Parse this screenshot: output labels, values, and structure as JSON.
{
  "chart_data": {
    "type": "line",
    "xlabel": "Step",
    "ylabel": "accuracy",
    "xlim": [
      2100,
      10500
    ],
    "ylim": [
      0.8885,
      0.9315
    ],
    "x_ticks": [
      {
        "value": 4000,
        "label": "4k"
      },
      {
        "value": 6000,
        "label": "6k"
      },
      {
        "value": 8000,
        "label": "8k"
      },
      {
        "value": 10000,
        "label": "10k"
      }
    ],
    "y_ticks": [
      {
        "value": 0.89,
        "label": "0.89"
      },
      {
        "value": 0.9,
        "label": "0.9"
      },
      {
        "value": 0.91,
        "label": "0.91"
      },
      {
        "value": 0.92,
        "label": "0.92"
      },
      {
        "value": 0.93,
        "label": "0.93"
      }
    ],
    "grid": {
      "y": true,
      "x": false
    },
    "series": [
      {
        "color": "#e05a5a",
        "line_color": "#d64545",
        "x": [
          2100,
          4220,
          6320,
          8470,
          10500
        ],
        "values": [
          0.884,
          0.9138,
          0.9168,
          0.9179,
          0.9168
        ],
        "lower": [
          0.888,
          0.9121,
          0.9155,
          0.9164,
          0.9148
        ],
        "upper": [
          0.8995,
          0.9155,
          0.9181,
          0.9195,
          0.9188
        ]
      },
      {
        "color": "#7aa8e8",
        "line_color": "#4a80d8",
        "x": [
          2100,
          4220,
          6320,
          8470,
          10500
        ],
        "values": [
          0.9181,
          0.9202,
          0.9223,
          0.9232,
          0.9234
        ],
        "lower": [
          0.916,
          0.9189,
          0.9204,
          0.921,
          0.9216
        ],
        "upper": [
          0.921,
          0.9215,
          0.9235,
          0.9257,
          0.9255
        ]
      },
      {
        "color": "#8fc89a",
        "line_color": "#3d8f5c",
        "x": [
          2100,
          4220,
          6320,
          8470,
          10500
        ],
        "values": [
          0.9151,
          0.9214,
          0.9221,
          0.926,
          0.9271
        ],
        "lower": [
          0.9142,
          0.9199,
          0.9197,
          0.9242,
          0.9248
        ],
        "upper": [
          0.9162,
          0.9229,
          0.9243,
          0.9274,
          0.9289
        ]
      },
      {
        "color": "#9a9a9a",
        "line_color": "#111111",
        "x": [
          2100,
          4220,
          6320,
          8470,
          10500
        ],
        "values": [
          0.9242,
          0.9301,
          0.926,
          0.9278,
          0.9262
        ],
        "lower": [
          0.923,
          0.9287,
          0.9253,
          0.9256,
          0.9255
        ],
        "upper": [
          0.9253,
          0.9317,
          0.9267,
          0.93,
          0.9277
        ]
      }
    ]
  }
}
........
* _SET PROBLEM_: Would you reproduce the material above in full, exactly as given?

* _EXERCISE ANSWER_:
Parse this screenshot: output labels, values, and structure as JSON.
{
  "chart_data": {
    "type": "line",
    "xlabel": "Step",
    "ylabel": "accuracy",
    "xlim": [
      2100,
      10500
    ],
    "ylim": [
      0.8885,
      0.9315
    ],
    "x_ticks": [
      {
        "value": 4000,
        "label": "4k"
      },
      {
        "value": 6000,
        "label": "6k"
      },
      {
        "value": 8000,
        "label": "8k"
      },
      {
        "value": 10000,
        "label": "10k"
      }
    ],
    "y_ticks": [
      {
        "value": 0.89,
        "label": "0.89"
      },
      {
        "value": 0.9,
        "label": "0.9"
      },
      {
        "value": 0.91,
        "label": "0.91"
      },
      {
        "value": 0.92,
        "label": "0.92"
      },
      {
        "value": 0.93,
        "label": "0.93"
      }
    ],
    "grid": {
      "y": true,
      "x": false
    },
    "series": [
      {
        "color": "#e05a5a",
        "line_color": "#d64545",
        "x": [
          2100,
          4220,
          6320,
          8470,
          10500
        ],
        "values": [
          0.884,
          0.9138,
          0.9168,
          0.9179,
          0.9168
        ],
        "lower": [
          0.888,
          0.9121,
          0.9155,
          0.9164,
          0.9148
        ],
        "upper": [
          0.8995,
          0.9155,
          0.9181,
          0.9195,
          0.9188
        ]
      },
      {
        "color": "#7aa8e8",
        "line_color": "#4a80d8",
        "x": [
          2100,
          4220,
          6320,
          8470,
          10500
        ],
        "values": [
          0.9181,
          0.9202,
          0.9223,
          0.9232,
          0.9234
        ],
        "lower": [
          0.916,
          0.9189,
          0.9204,
          0.921,
          0.9216
        ],
        "upper": [
          0.921,
          0.9215,
          0.9235,
          0.9257,
          0.9255
        ]
      },
      {
        "color": "#8fc89a",
        "line_color": "#3d8f5c",
        "x": [
          2100,
          4220,
          6320,
          8470,
          10500
        ],
        "values": [
          0.9151,
          0.9214,
          0.9221,
          0.926,
          0.9271
        ],
        "lower": [
          0.9142,
          0.9199,
          0.9197,
          0.9242,
          0.9248
        ],
        "upper": [
          0.9162,
          0.9229,
          0.9243,
          0.9274,
          0.9289
        ]
      },
      {
        "color": "#9a9a9a",
        "line_color": "#111111",
        "x": [
          2100,
          4220,
          6320,
          8470,
          10500
        ],
        "values": [
          0.9242,
          0.9301,
          0.926,
          0.9278,
          0.9262
        ],
        "lower": [
          0.923,
          0.9287,
          0.9253,
          0.9256,
          0.9255
        ],
        "upper": [
          0.9253,
          0.9317,
          0.9267,
          0.93,
          0.9277
        ]
      }
    ]
  }
}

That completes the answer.